Items from a figure collection
* * *

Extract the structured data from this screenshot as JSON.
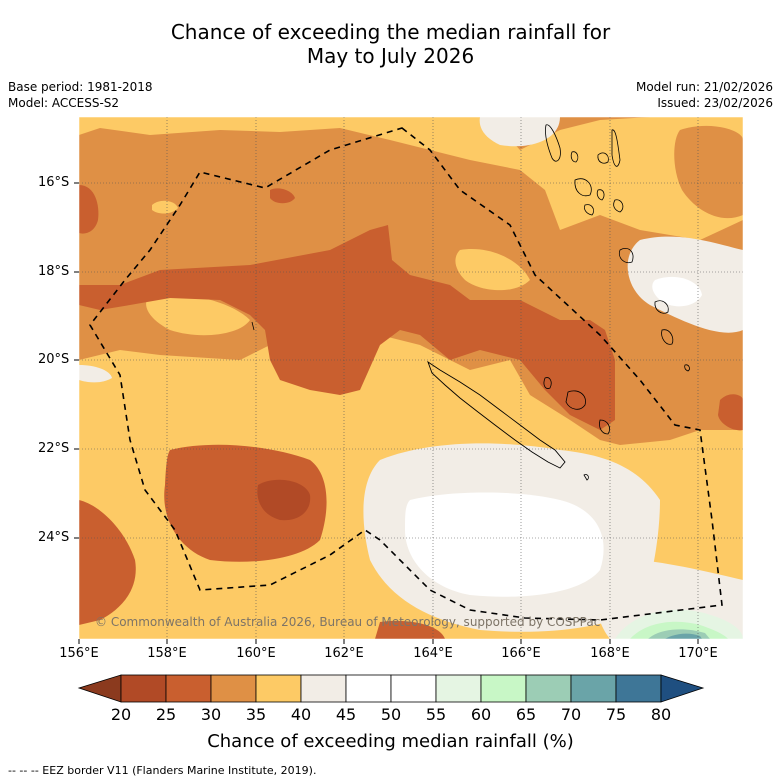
{
  "title_line1": "Chance of exceeding the median rainfall for",
  "title_line2": "May to July 2026",
  "meta_left": {
    "base_period": "Base period: 1981-2018",
    "model": "Model: ACCESS-S2"
  },
  "meta_right": {
    "model_run": "Model run: 21/02/2026",
    "issued": "Issued: 23/02/2026"
  },
  "map": {
    "lat_labels": [
      "16°S",
      "18°S",
      "20°S",
      "22°S",
      "24°S"
    ],
    "lon_labels": [
      "156°E",
      "158°E",
      "160°E",
      "162°E",
      "164°E",
      "166°E",
      "168°E",
      "170°E"
    ],
    "copyright": "© Commonwealth of Australia 2026, Bureau of Meteorology, supported by COSPPac"
  },
  "colorbar": {
    "title": "Chance of exceeding median rainfall (%)",
    "ticks": [
      "20",
      "25",
      "30",
      "35",
      "40",
      "45",
      "50",
      "55",
      "60",
      "65",
      "70",
      "75",
      "80"
    ],
    "colors": {
      "lt20": "#8b3a1e",
      "c20_25": "#b14a26",
      "c25_30": "#c95f2f",
      "c30_35": "#df9045",
      "c35_40": "#fdca65",
      "c40_45": "#f2ede6",
      "c45_50": "#ffffff",
      "c50_55": "#ffffff",
      "c55_60": "#e5f5e3",
      "c60_65": "#c8f7c6",
      "c65_70": "#9ccdb5",
      "c70_75": "#6aa4a8",
      "c75_80": "#3e7697",
      "gt80": "#1f4f80"
    }
  },
  "footnote": "--  --  -- EEZ border V11 (Flanders Marine Institute, 2019)."
}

* * *

YOUR GOAL →
Give all the entries again exactly, dropping each picture.

WRITTEN SOLUTION →
Extract the structured data from this screenshot as JSON.
{
  "title_line1": "Chance of exceeding the median rainfall for",
  "title_line2": "May to July 2026",
  "meta_left": {
    "base_period": "Base period: 1981-2018",
    "model": "Model: ACCESS-S2"
  },
  "meta_right": {
    "model_run": "Model run: 21/02/2026",
    "issued": "Issued: 23/02/2026"
  },
  "map": {
    "lat_labels": [
      "16°S",
      "18°S",
      "20°S",
      "22°S",
      "24°S"
    ],
    "lon_labels": [
      "156°E",
      "158°E",
      "160°E",
      "162°E",
      "164°E",
      "166°E",
      "168°E",
      "170°E"
    ],
    "copyright": "© Commonwealth of Australia 2026, Bureau of Meteorology, supported by COSPPac"
  },
  "colorbar": {
    "title": "Chance of exceeding median rainfall (%)",
    "ticks": [
      "20",
      "25",
      "30",
      "35",
      "40",
      "45",
      "50",
      "55",
      "60",
      "65",
      "70",
      "75",
      "80"
    ],
    "colors": {
      "lt20": "#8b3a1e",
      "c20_25": "#b14a26",
      "c25_30": "#c95f2f",
      "c30_35": "#df9045",
      "c35_40": "#fdca65",
      "c40_45": "#f2ede6",
      "c45_50": "#ffffff",
      "c50_55": "#ffffff",
      "c55_60": "#e5f5e3",
      "c60_65": "#c8f7c6",
      "c65_70": "#9ccdb5",
      "c70_75": "#6aa4a8",
      "c75_80": "#3e7697",
      "gt80": "#1f4f80"
    }
  },
  "footnote": "--  --  -- EEZ border V11 (Flanders Marine Institute, 2019)."
}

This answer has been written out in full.